Exercise instructions: Every line from the one that contains "Give me the" to the last line of the listing below should be quoted verbatim. Pictures are excluded.

## begin

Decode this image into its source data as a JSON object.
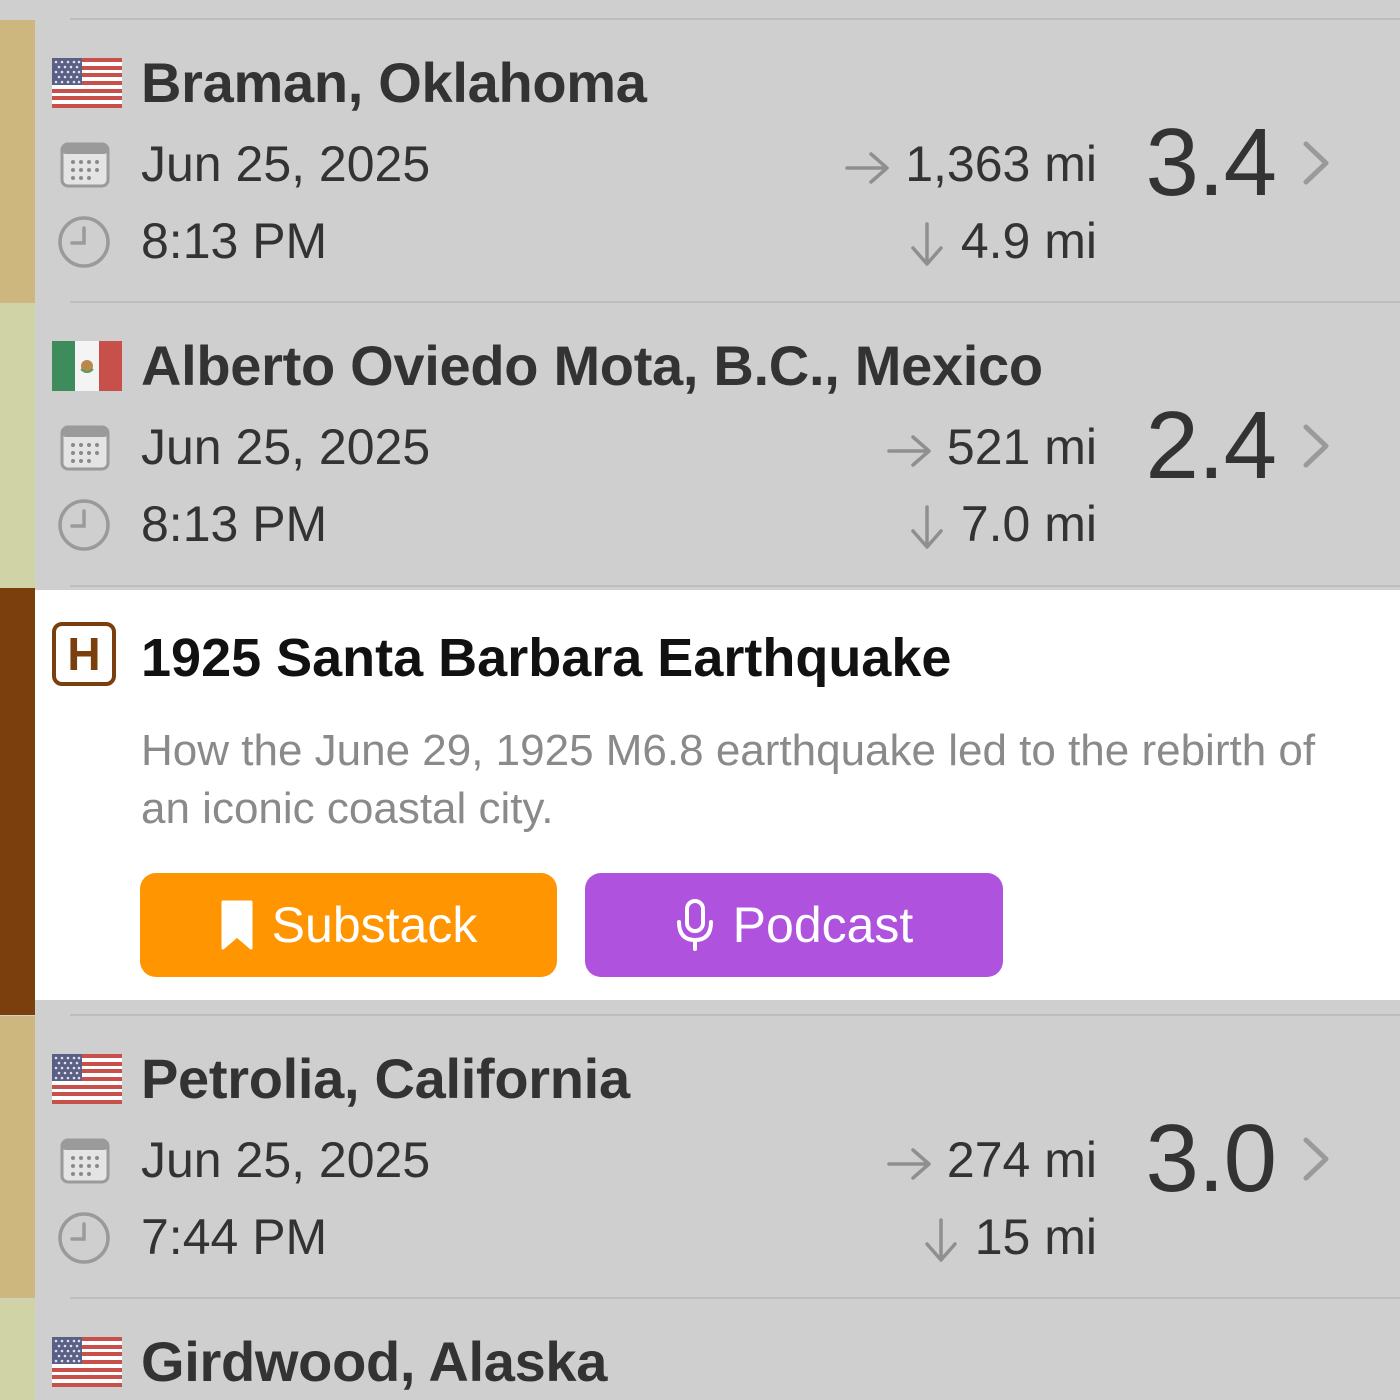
{
  "quakes": [
    {
      "place": "Braman, Oklahoma",
      "country_flag": "us-flag-icon",
      "date": "Jun 25, 2025",
      "time": "8:13 PM",
      "distance": "1,363 mi",
      "depth": "4.9 mi",
      "magnitude": "3.4",
      "strip_color": "#cdb77f"
    },
    {
      "place": "Alberto Oviedo Mota, B.C., Mexico",
      "country_flag": "mexico-flag-icon",
      "date": "Jun 25, 2025",
      "time": "8:13 PM",
      "distance": "521 mi",
      "depth": "7.0 mi",
      "magnitude": "2.4",
      "strip_color": "#cfd3a6"
    },
    {
      "place": "Petrolia, California",
      "country_flag": "us-flag-icon",
      "date": "Jun 25, 2025",
      "time": "7:44 PM",
      "distance": "274 mi",
      "depth": "15 mi",
      "magnitude": "3.0",
      "strip_color": "#cdb77f"
    },
    {
      "place": "Girdwood, Alaska",
      "country_flag": "us-flag-icon",
      "strip_color": "#cfd3a6"
    }
  ],
  "history": {
    "badge": "H",
    "title": "1925 Santa Barbara Earthquake",
    "description": "How the June 29, 1925 M6.8 earthquake led to the rebirth of an iconic coastal city.",
    "substack_label": "Substack",
    "podcast_label": "Podcast",
    "accent_color": "#7a3f0c",
    "substack_color": "#ff9500",
    "podcast_color": "#af52de"
  }
}
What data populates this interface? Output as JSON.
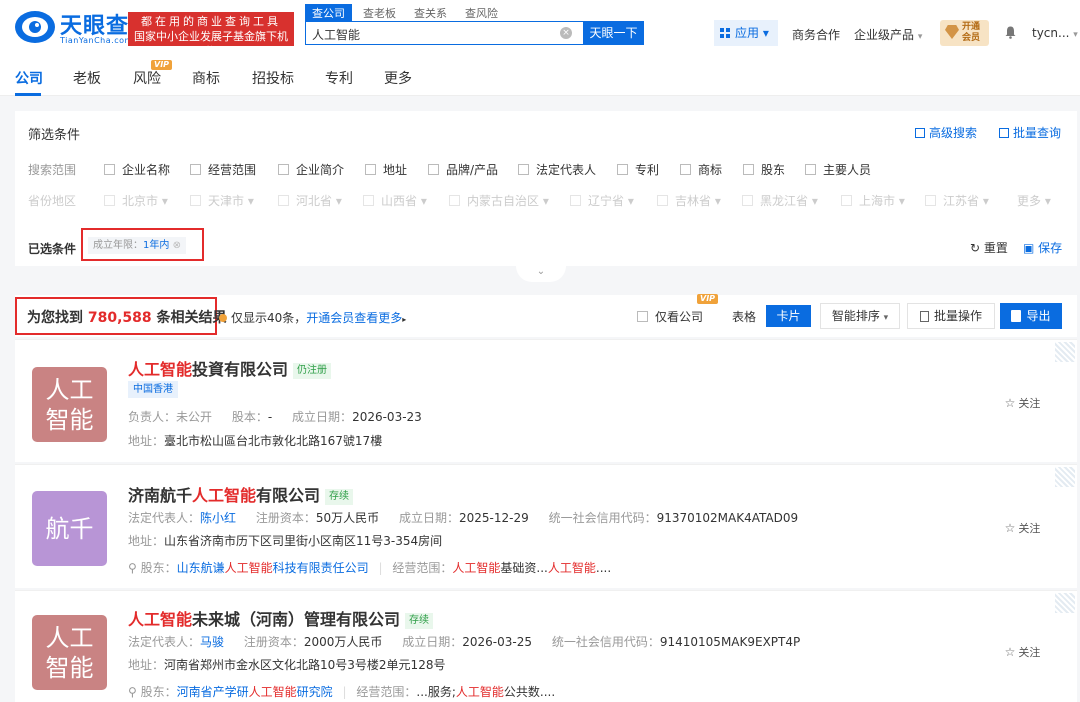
{
  "header": {
    "brand_name": "天眼查",
    "brand_pinyin": "TianYanCha.com",
    "slogan_line1": "都在用的商业查询工具",
    "slogan_line2": "国家中小企业发展子基金旗下机构",
    "search_tabs": [
      "查公司",
      "查老板",
      "查关系",
      "查风险"
    ],
    "search_value": "人工智能",
    "search_button": "天眼一下",
    "app_button": "应用",
    "link_business": "商务合作",
    "link_enterprise": "企业级产品",
    "vip_badge_line1": "开通",
    "vip_badge_line2": "会员",
    "user_name": "tycn..."
  },
  "nav": {
    "tabs": [
      "公司",
      "老板",
      "风险",
      "商标",
      "招投标",
      "专利",
      "更多"
    ],
    "vip_tag": "VIP"
  },
  "filter": {
    "title": "筛选条件",
    "advanced_search": "高级搜索",
    "batch_query": "批量查询",
    "scope_label": "搜索范围",
    "scope_options": [
      "企业名称",
      "经营范围",
      "企业简介",
      "地址",
      "品牌/产品",
      "法定代表人",
      "专利",
      "商标",
      "股东",
      "主要人员"
    ],
    "region_label": "省份地区",
    "provinces": [
      "北京市",
      "天津市",
      "河北省",
      "山西省",
      "内蒙古自治区",
      "辽宁省",
      "吉林省",
      "黑龙江省",
      "上海市",
      "江苏省",
      "更多"
    ],
    "selected_label": "已选条件",
    "selected_chip_key": "成立年限：",
    "selected_chip_value": "1年内",
    "reset": "重置",
    "save": "保存"
  },
  "results": {
    "prefix": "为您找到",
    "count": "780,588",
    "suffix": "条相关结果",
    "limit_text": "仅显示40条，",
    "limit_link": "开通会员查看更多",
    "only_company": "仅看公司",
    "vip_tag": "VIP",
    "view_table": "表格",
    "view_card": "卡片",
    "sort": "智能排序",
    "batch": "批量操作",
    "export": "导出"
  },
  "cards": [
    {
      "logo_text": "人工智能",
      "logo_color": "#c98383",
      "name_hl": "人工智能",
      "name_rest": "投資有限公司",
      "status": "仍注册",
      "region": "中国香港",
      "line1": {
        "k1": "负责人：",
        "v1": "未公开",
        "k2": "股本：",
        "v2": "-",
        "k3": "成立日期：",
        "v3": "2026-03-23"
      },
      "address_label": "地址：",
      "address": "臺北市松山區台北市敦化北路167號17樓",
      "follow": "关注"
    },
    {
      "logo_text": "航千",
      "logo_color": "#b895d6",
      "name_pre": "济南航千",
      "name_hl": "人工智能",
      "name_rest": "有限公司",
      "status": "存续",
      "line1": {
        "k1": "法定代表人：",
        "v1": "陈小红",
        "k2": "注册资本：",
        "v2": "50万人民币",
        "k3": "成立日期：",
        "v3": "2025-12-29",
        "k4": "统一社会信用代码：",
        "v4": "91370102MAK4ATAD09"
      },
      "address_label": "地址：",
      "address": "山东省济南市历下区司里街小区南区11号3-354房间",
      "shareholder_label": "股东：",
      "shareholder_pre": "山东航谦",
      "shareholder_hl": "人工智能",
      "shareholder_rest": "科技有限责任公司",
      "scope_label": "经营范围：",
      "scope_hl1": "人工智能",
      "scope_mid": "基础资...",
      "scope_hl2": "人工智能",
      "scope_end": "....",
      "follow": "关注"
    },
    {
      "logo_text": "人工智能",
      "logo_color": "#c98383",
      "name_hl": "人工智能",
      "name_rest": "未来城（河南）管理有限公司",
      "status": "存续",
      "line1": {
        "k1": "法定代表人：",
        "v1": "马骏",
        "k2": "注册资本：",
        "v2": "2000万人民币",
        "k3": "成立日期：",
        "v3": "2026-03-25",
        "k4": "统一社会信用代码：",
        "v4": "91410105MAK9EXPT4P"
      },
      "address_label": "地址：",
      "address": "河南省郑州市金水区文化北路10号3号楼2单元128号",
      "shareholder_label": "股东：",
      "shareholder_pre": "河南省产学研",
      "shareholder_hl": "人工智能",
      "shareholder_rest": "研究院",
      "scope_label": "经营范围：",
      "scope_pre": "...服务;",
      "scope_hl1": "人工智能",
      "scope_mid": "公共数....",
      "follow": "关注"
    }
  ]
}
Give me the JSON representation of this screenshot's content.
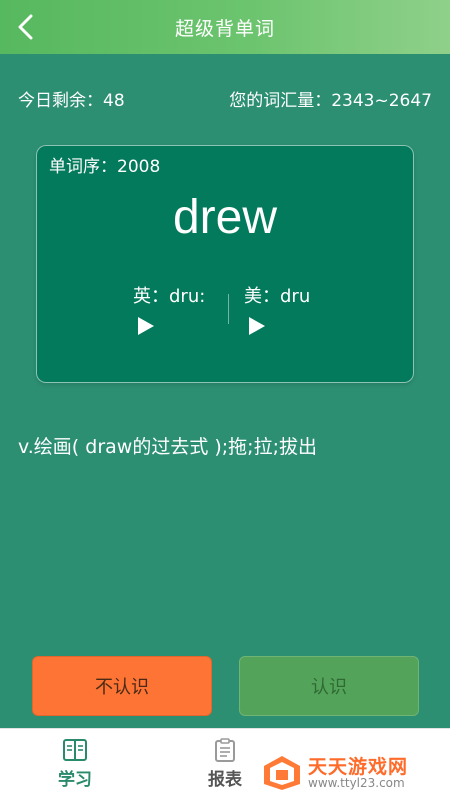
{
  "header": {
    "title": "超级背单词"
  },
  "stats": {
    "remaining": "今日剩余：48",
    "vocab": "您的词汇量：2343~2647"
  },
  "card": {
    "seq": "单词序：2008",
    "word": "drew",
    "uk": "英：dru:",
    "us": "美：dru"
  },
  "meaning": "v.绘画( draw的过去式 );拖;拉;拔出",
  "buttons": {
    "unknown": "不认识",
    "known": "认识"
  },
  "nav": [
    {
      "label": "学习",
      "icon": "book-icon"
    },
    {
      "label": "报表",
      "icon": "clipboard-icon"
    }
  ],
  "watermark": {
    "name": "天天游戏网",
    "url": "www.ttyl23.com"
  },
  "colors": {
    "background": "#2c8f72",
    "header": "#6cc46e",
    "card": "#037a5c",
    "unknown_button": "#fd7434",
    "known_button": "#54a35a",
    "nav_active": "#2a8a6c"
  }
}
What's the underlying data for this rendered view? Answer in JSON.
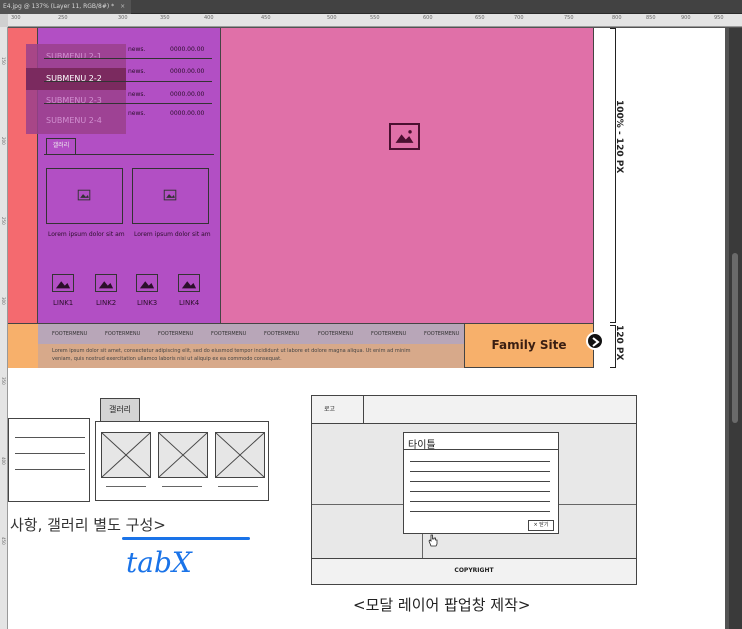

## end

Response to this exercise:
Give me the JSON representation of this screenshot's content.
{
  "header": {
    "title": "超级背单词"
  },
  "stats": {
    "remaining": "今日剩余：48",
    "vocab": "您的词汇量：2343~2647"
  },
  "card": {
    "seq": "单词序：2008",
    "word": "drew",
    "uk": "英：dru:",
    "us": "美：dru"
  },
  "meaning": "v.绘画( draw的过去式 );拖;拉;拔出",
  "buttons": {
    "unknown": "不认识",
    "known": "认识"
  },
  "nav": [
    {
      "label": "学习",
      "icon": "book-icon"
    },
    {
      "label": "报表",
      "icon": "clipboard-icon"
    }
  ],
  "watermark": {
    "name": "天天游戏网",
    "url": "www.ttyl23.com"
  },
  "colors": {
    "background": "#2c8f72",
    "header": "#6cc46e",
    "card": "#037a5c",
    "unknown_button": "#fd7434",
    "known_button": "#54a35a",
    "nav_active": "#2a8a6c"
  }
}
What's the underlying data for this rendered view? Answer in JSON.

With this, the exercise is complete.